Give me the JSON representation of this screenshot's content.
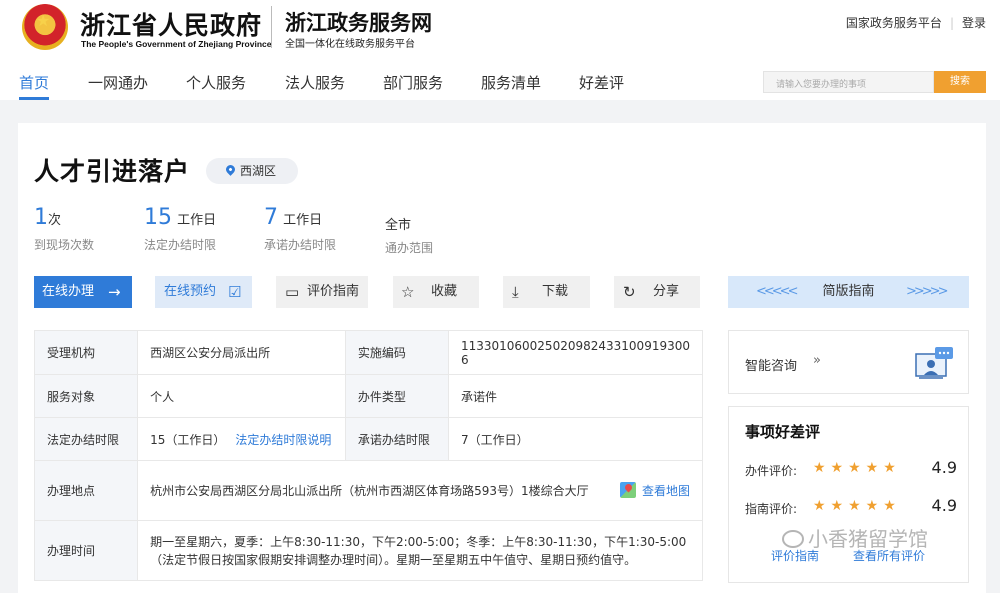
{
  "header": {
    "gov_title": "浙江省人民政府",
    "gov_subtitle": "The People's Government of Zhejiang Province",
    "site_title": "浙江政务服务网",
    "site_subtitle": "全国一体化在线政务服务平台",
    "top_links": [
      "国家政务服务平台",
      "登录"
    ]
  },
  "nav": {
    "items": [
      "首页",
      "一网通办",
      "个人服务",
      "法人服务",
      "部门服务",
      "服务清单",
      "好差评"
    ],
    "active": "首页"
  },
  "search": {
    "placeholder": "请输入您要办理的事项",
    "button": "搜索"
  },
  "item": {
    "title": "人才引进落户",
    "region": "西湖区",
    "stats": [
      {
        "num": "1",
        "unit": "次",
        "label": "到现场次数"
      },
      {
        "num": "15",
        "unit": "工作日",
        "label": "法定办结时限"
      },
      {
        "num": "7",
        "unit": "工作日",
        "label": "承诺办结时限"
      },
      {
        "num": "",
        "unit": "全市",
        "label": "通办范围"
      }
    ]
  },
  "actions": {
    "online": "在线办理",
    "reserve": "在线预约",
    "guide_eval": "评价指南",
    "favorite": "收藏",
    "download": "下载",
    "share": "分享",
    "simple": "简版指南"
  },
  "table": {
    "org_label": "受理机构",
    "org": "西湖区公安分局派出所",
    "code_label": "实施编码",
    "code": "113301060025020982433100919300​6",
    "target_label": "服务对象",
    "target": "个人",
    "type_label": "办件类型",
    "type": "承诺件",
    "legal_label": "法定办结时限",
    "legal": "15（工作日）",
    "legal_link": "法定办结时限说明",
    "promise_label": "承诺办结时限",
    "promise": "7（工作日）",
    "place_label": "办理地点",
    "place": "杭州市公安局西湖区分局北山派出所（杭州市西湖区体育场路593号）1楼综合大厅",
    "map_link": "查看地图",
    "hours_label": "办理时间",
    "hours": "期一至星期六，夏季：上午8:30-11:30，下午2:00-5:00；冬季：上午8:30-11:30，下午1:30-5:00（法定节假日按国家假期安排调整办理时间）。星期一至星期五中午值守、星期日预约值守。"
  },
  "side": {
    "consult": "智能咨询",
    "rating_title": "事项好差评",
    "ratings": [
      {
        "label": "办件评价:",
        "score": "4.9",
        "stars": 5
      },
      {
        "label": "指南评价:",
        "score": "4.9",
        "stars": 5
      }
    ],
    "links": [
      "评价指南",
      "查看所有评价"
    ]
  },
  "watermark": "小香猪留学馆",
  "colors": {
    "accent": "#2f7bd8",
    "search_button": "#f0a030",
    "star": "#f0a030"
  }
}
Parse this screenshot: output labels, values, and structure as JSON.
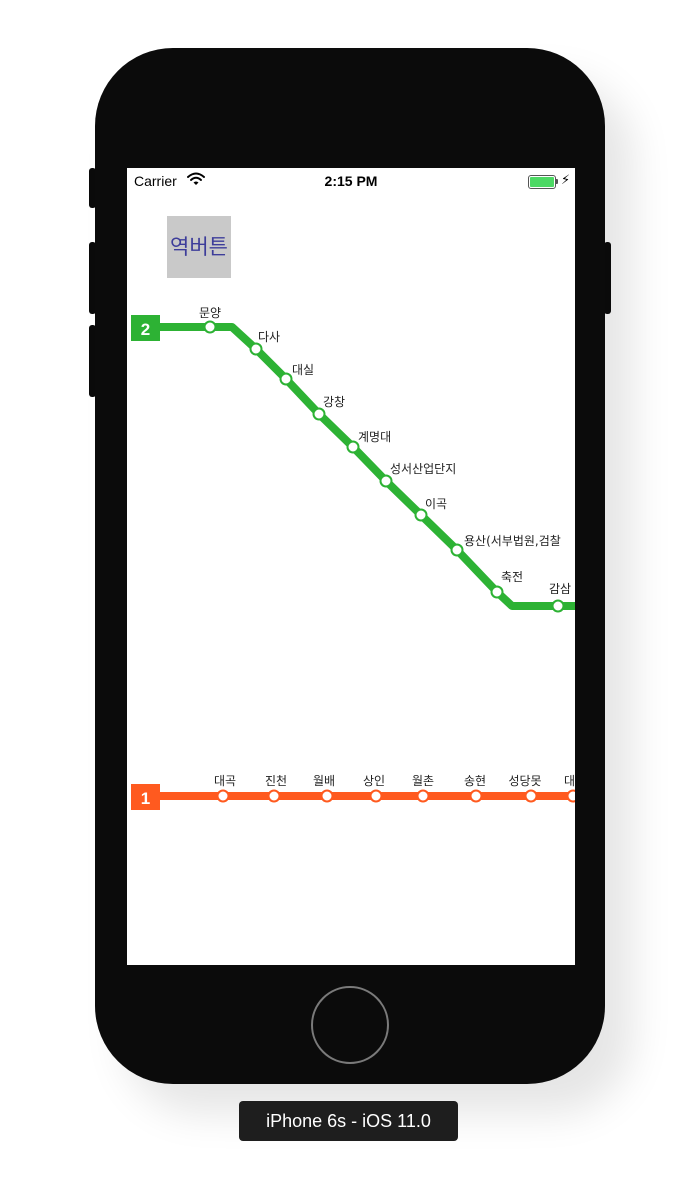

__Task to complete__: Pictures in the records must not appear in the copy; transcribe everything else precisely.

__Completed task__:
Give me the JSON representation of this screenshot's content.
{
  "header": {
    "gov_title": "浙江省人民政府",
    "gov_subtitle": "The People's Government of Zhejiang Province",
    "site_title": "浙江政务服务网",
    "site_subtitle": "全国一体化在线政务服务平台",
    "top_links": [
      "国家政务服务平台",
      "登录"
    ]
  },
  "nav": {
    "items": [
      "首页",
      "一网通办",
      "个人服务",
      "法人服务",
      "部门服务",
      "服务清单",
      "好差评"
    ],
    "active": "首页"
  },
  "search": {
    "placeholder": "请输入您要办理的事项",
    "button": "搜索"
  },
  "item": {
    "title": "人才引进落户",
    "region": "西湖区",
    "stats": [
      {
        "num": "1",
        "unit": "次",
        "label": "到现场次数"
      },
      {
        "num": "15",
        "unit": "工作日",
        "label": "法定办结时限"
      },
      {
        "num": "7",
        "unit": "工作日",
        "label": "承诺办结时限"
      },
      {
        "num": "",
        "unit": "全市",
        "label": "通办范围"
      }
    ]
  },
  "actions": {
    "online": "在线办理",
    "reserve": "在线预约",
    "guide_eval": "评价指南",
    "favorite": "收藏",
    "download": "下载",
    "share": "分享",
    "simple": "简版指南"
  },
  "table": {
    "org_label": "受理机构",
    "org": "西湖区公安分局派出所",
    "code_label": "实施编码",
    "code": "113301060025020982433100919300​6",
    "target_label": "服务对象",
    "target": "个人",
    "type_label": "办件类型",
    "type": "承诺件",
    "legal_label": "法定办结时限",
    "legal": "15（工作日）",
    "legal_link": "法定办结时限说明",
    "promise_label": "承诺办结时限",
    "promise": "7（工作日）",
    "place_label": "办理地点",
    "place": "杭州市公安局西湖区分局北山派出所（杭州市西湖区体育场路593号）1楼综合大厅",
    "map_link": "查看地图",
    "hours_label": "办理时间",
    "hours": "期一至星期六，夏季：上午8:30-11:30，下午2:00-5:00；冬季：上午8:30-11:30，下午1:30-5:00（法定节假日按国家假期安排调整办理时间）。星期一至星期五中午值守、星期日预约值守。"
  },
  "side": {
    "consult": "智能咨询",
    "rating_title": "事项好差评",
    "ratings": [
      {
        "label": "办件评价:",
        "score": "4.9",
        "stars": 5
      },
      {
        "label": "指南评价:",
        "score": "4.9",
        "stars": 5
      }
    ],
    "links": [
      "评价指南",
      "查看所有评价"
    ]
  },
  "watermark": "小香猪留学馆",
  "colors": {
    "accent": "#2f7bd8",
    "search_button": "#f0a030",
    "star": "#f0a030"
  }
}
Parse this screenshot: output labels, values, and structure as JSON.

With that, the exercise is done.